### EXERCISE TASK
Restate, word for word, all of the material shown below.
******
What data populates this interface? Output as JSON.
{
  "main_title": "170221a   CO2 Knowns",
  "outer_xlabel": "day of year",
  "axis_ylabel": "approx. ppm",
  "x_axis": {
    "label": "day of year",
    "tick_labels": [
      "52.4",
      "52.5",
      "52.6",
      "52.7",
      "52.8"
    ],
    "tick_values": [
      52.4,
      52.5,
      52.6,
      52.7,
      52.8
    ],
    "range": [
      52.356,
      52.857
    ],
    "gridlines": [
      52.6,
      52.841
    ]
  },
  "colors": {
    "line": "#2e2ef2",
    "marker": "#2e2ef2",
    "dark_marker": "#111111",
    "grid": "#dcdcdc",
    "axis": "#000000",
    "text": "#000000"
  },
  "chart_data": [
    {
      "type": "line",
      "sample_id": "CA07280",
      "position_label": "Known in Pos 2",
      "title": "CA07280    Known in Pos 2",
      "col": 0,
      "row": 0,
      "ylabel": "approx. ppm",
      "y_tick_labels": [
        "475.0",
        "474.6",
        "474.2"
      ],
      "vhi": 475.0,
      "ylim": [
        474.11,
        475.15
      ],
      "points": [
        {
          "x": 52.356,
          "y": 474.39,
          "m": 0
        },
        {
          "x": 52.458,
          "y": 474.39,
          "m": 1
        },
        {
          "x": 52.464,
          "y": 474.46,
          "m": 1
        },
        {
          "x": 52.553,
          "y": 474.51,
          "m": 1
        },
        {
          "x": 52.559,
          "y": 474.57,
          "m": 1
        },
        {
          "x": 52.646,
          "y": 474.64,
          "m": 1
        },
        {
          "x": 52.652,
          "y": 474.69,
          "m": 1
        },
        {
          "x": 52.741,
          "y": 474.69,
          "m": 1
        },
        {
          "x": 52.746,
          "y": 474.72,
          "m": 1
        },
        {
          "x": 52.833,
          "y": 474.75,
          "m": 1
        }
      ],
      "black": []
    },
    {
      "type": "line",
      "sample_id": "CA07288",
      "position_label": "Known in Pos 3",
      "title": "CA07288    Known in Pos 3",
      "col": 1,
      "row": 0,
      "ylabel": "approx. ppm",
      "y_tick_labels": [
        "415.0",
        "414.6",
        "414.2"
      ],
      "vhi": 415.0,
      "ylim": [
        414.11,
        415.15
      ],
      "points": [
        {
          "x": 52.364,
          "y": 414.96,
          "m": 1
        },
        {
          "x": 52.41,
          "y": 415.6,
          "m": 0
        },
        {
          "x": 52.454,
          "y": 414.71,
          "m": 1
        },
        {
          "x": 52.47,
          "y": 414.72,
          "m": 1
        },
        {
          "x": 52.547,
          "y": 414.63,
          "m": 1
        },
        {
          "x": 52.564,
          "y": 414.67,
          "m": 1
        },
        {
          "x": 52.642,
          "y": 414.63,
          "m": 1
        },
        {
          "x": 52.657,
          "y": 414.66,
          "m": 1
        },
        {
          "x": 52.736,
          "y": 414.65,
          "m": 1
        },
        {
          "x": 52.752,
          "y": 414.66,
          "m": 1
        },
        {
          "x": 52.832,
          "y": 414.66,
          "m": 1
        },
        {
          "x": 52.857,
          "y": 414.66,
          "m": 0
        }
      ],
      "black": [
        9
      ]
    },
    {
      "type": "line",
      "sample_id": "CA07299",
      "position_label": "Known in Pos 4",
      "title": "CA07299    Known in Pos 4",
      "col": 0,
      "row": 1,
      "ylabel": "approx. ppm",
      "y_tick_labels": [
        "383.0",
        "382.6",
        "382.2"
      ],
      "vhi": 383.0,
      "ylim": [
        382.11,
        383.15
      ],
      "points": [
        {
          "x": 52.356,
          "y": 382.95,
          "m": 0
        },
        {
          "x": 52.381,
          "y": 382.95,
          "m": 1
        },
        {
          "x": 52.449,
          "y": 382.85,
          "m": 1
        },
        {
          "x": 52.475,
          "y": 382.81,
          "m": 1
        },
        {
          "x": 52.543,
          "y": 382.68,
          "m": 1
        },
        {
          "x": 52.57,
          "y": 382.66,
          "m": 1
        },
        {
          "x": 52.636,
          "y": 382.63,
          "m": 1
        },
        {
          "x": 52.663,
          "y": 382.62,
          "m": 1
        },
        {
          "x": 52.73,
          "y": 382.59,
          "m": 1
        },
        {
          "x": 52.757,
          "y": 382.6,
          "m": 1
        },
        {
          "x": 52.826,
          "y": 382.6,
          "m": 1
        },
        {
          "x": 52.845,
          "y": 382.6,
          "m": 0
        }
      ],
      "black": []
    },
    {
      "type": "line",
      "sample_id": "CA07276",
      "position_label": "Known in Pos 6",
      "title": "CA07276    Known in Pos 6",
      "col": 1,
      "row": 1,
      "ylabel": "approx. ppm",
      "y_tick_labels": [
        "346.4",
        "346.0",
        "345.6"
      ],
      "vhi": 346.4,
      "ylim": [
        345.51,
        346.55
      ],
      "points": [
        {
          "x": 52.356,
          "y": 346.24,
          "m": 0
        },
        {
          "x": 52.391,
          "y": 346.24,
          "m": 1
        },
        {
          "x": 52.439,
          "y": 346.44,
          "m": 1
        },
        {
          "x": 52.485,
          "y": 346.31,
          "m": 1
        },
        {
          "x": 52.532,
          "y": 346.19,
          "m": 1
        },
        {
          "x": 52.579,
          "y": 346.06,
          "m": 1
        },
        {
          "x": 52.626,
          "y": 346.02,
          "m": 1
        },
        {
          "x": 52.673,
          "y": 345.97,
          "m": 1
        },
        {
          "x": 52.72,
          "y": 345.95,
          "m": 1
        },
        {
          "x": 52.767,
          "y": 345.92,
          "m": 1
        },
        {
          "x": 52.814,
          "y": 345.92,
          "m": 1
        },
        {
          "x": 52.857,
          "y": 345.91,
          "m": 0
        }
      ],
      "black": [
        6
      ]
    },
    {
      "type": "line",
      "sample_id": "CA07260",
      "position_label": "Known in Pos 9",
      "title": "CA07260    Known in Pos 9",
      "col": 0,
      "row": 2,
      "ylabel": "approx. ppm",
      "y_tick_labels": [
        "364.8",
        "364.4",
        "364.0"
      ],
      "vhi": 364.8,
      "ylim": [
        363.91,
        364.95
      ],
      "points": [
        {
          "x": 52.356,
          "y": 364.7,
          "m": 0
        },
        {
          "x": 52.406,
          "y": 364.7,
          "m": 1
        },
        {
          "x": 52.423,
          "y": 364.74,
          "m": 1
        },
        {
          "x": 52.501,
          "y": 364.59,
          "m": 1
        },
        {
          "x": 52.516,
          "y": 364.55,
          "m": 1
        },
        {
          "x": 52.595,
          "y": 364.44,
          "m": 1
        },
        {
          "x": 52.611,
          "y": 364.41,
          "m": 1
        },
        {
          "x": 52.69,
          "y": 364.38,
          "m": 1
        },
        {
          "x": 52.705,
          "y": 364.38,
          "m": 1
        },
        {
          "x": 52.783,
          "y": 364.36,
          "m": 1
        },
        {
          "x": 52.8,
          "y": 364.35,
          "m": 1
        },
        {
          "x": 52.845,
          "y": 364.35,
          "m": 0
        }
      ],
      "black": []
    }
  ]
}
******
### WORKED ANSWER
What data populates this interface? Output as JSON.
{
  "main_title": "170221a   CO2 Knowns",
  "outer_xlabel": "day of year",
  "axis_ylabel": "approx. ppm",
  "x_axis": {
    "label": "day of year",
    "tick_labels": [
      "52.4",
      "52.5",
      "52.6",
      "52.7",
      "52.8"
    ],
    "tick_values": [
      52.4,
      52.5,
      52.6,
      52.7,
      52.8
    ],
    "range": [
      52.356,
      52.857
    ],
    "gridlines": [
      52.6,
      52.841
    ]
  },
  "colors": {
    "line": "#2e2ef2",
    "marker": "#2e2ef2",
    "dark_marker": "#111111",
    "grid": "#dcdcdc",
    "axis": "#000000",
    "text": "#000000"
  },
  "chart_data": [
    {
      "type": "line",
      "sample_id": "CA07280",
      "position_label": "Known in Pos 2",
      "title": "CA07280    Known in Pos 2",
      "col": 0,
      "row": 0,
      "ylabel": "approx. ppm",
      "y_tick_labels": [
        "475.0",
        "474.6",
        "474.2"
      ],
      "vhi": 475.0,
      "ylim": [
        474.11,
        475.15
      ],
      "points": [
        {
          "x": 52.356,
          "y": 474.39,
          "m": 0
        },
        {
          "x": 52.458,
          "y": 474.39,
          "m": 1
        },
        {
          "x": 52.464,
          "y": 474.46,
          "m": 1
        },
        {
          "x": 52.553,
          "y": 474.51,
          "m": 1
        },
        {
          "x": 52.559,
          "y": 474.57,
          "m": 1
        },
        {
          "x": 52.646,
          "y": 474.64,
          "m": 1
        },
        {
          "x": 52.652,
          "y": 474.69,
          "m": 1
        },
        {
          "x": 52.741,
          "y": 474.69,
          "m": 1
        },
        {
          "x": 52.746,
          "y": 474.72,
          "m": 1
        },
        {
          "x": 52.833,
          "y": 474.75,
          "m": 1
        }
      ],
      "black": []
    },
    {
      "type": "line",
      "sample_id": "CA07288",
      "position_label": "Known in Pos 3",
      "title": "CA07288    Known in Pos 3",
      "col": 1,
      "row": 0,
      "ylabel": "approx. ppm",
      "y_tick_labels": [
        "415.0",
        "414.6",
        "414.2"
      ],
      "vhi": 415.0,
      "ylim": [
        414.11,
        415.15
      ],
      "points": [
        {
          "x": 52.364,
          "y": 414.96,
          "m": 1
        },
        {
          "x": 52.41,
          "y": 415.6,
          "m": 0
        },
        {
          "x": 52.454,
          "y": 414.71,
          "m": 1
        },
        {
          "x": 52.47,
          "y": 414.72,
          "m": 1
        },
        {
          "x": 52.547,
          "y": 414.63,
          "m": 1
        },
        {
          "x": 52.564,
          "y": 414.67,
          "m": 1
        },
        {
          "x": 52.642,
          "y": 414.63,
          "m": 1
        },
        {
          "x": 52.657,
          "y": 414.66,
          "m": 1
        },
        {
          "x": 52.736,
          "y": 414.65,
          "m": 1
        },
        {
          "x": 52.752,
          "y": 414.66,
          "m": 1
        },
        {
          "x": 52.832,
          "y": 414.66,
          "m": 1
        },
        {
          "x": 52.857,
          "y": 414.66,
          "m": 0
        }
      ],
      "black": [
        9
      ]
    },
    {
      "type": "line",
      "sample_id": "CA07299",
      "position_label": "Known in Pos 4",
      "title": "CA07299    Known in Pos 4",
      "col": 0,
      "row": 1,
      "ylabel": "approx. ppm",
      "y_tick_labels": [
        "383.0",
        "382.6",
        "382.2"
      ],
      "vhi": 383.0,
      "ylim": [
        382.11,
        383.15
      ],
      "points": [
        {
          "x": 52.356,
          "y": 382.95,
          "m": 0
        },
        {
          "x": 52.381,
          "y": 382.95,
          "m": 1
        },
        {
          "x": 52.449,
          "y": 382.85,
          "m": 1
        },
        {
          "x": 52.475,
          "y": 382.81,
          "m": 1
        },
        {
          "x": 52.543,
          "y": 382.68,
          "m": 1
        },
        {
          "x": 52.57,
          "y": 382.66,
          "m": 1
        },
        {
          "x": 52.636,
          "y": 382.63,
          "m": 1
        },
        {
          "x": 52.663,
          "y": 382.62,
          "m": 1
        },
        {
          "x": 52.73,
          "y": 382.59,
          "m": 1
        },
        {
          "x": 52.757,
          "y": 382.6,
          "m": 1
        },
        {
          "x": 52.826,
          "y": 382.6,
          "m": 1
        },
        {
          "x": 52.845,
          "y": 382.6,
          "m": 0
        }
      ],
      "black": []
    },
    {
      "type": "line",
      "sample_id": "CA07276",
      "position_label": "Known in Pos 6",
      "title": "CA07276    Known in Pos 6",
      "col": 1,
      "row": 1,
      "ylabel": "approx. ppm",
      "y_tick_labels": [
        "346.4",
        "346.0",
        "345.6"
      ],
      "vhi": 346.4,
      "ylim": [
        345.51,
        346.55
      ],
      "points": [
        {
          "x": 52.356,
          "y": 346.24,
          "m": 0
        },
        {
          "x": 52.391,
          "y": 346.24,
          "m": 1
        },
        {
          "x": 52.439,
          "y": 346.44,
          "m": 1
        },
        {
          "x": 52.485,
          "y": 346.31,
          "m": 1
        },
        {
          "x": 52.532,
          "y": 346.19,
          "m": 1
        },
        {
          "x": 52.579,
          "y": 346.06,
          "m": 1
        },
        {
          "x": 52.626,
          "y": 346.02,
          "m": 1
        },
        {
          "x": 52.673,
          "y": 345.97,
          "m": 1
        },
        {
          "x": 52.72,
          "y": 345.95,
          "m": 1
        },
        {
          "x": 52.767,
          "y": 345.92,
          "m": 1
        },
        {
          "x": 52.814,
          "y": 345.92,
          "m": 1
        },
        {
          "x": 52.857,
          "y": 345.91,
          "m": 0
        }
      ],
      "black": [
        6
      ]
    },
    {
      "type": "line",
      "sample_id": "CA07260",
      "position_label": "Known in Pos 9",
      "title": "CA07260    Known in Pos 9",
      "col": 0,
      "row": 2,
      "ylabel": "approx. ppm",
      "y_tick_labels": [
        "364.8",
        "364.4",
        "364.0"
      ],
      "vhi": 364.8,
      "ylim": [
        363.91,
        364.95
      ],
      "points": [
        {
          "x": 52.356,
          "y": 364.7,
          "m": 0
        },
        {
          "x": 52.406,
          "y": 364.7,
          "m": 1
        },
        {
          "x": 52.423,
          "y": 364.74,
          "m": 1
        },
        {
          "x": 52.501,
          "y": 364.59,
          "m": 1
        },
        {
          "x": 52.516,
          "y": 364.55,
          "m": 1
        },
        {
          "x": 52.595,
          "y": 364.44,
          "m": 1
        },
        {
          "x": 52.611,
          "y": 364.41,
          "m": 1
        },
        {
          "x": 52.69,
          "y": 364.38,
          "m": 1
        },
        {
          "x": 52.705,
          "y": 364.38,
          "m": 1
        },
        {
          "x": 52.783,
          "y": 364.36,
          "m": 1
        },
        {
          "x": 52.8,
          "y": 364.35,
          "m": 1
        },
        {
          "x": 52.845,
          "y": 364.35,
          "m": 0
        }
      ],
      "black": []
    }
  ]
}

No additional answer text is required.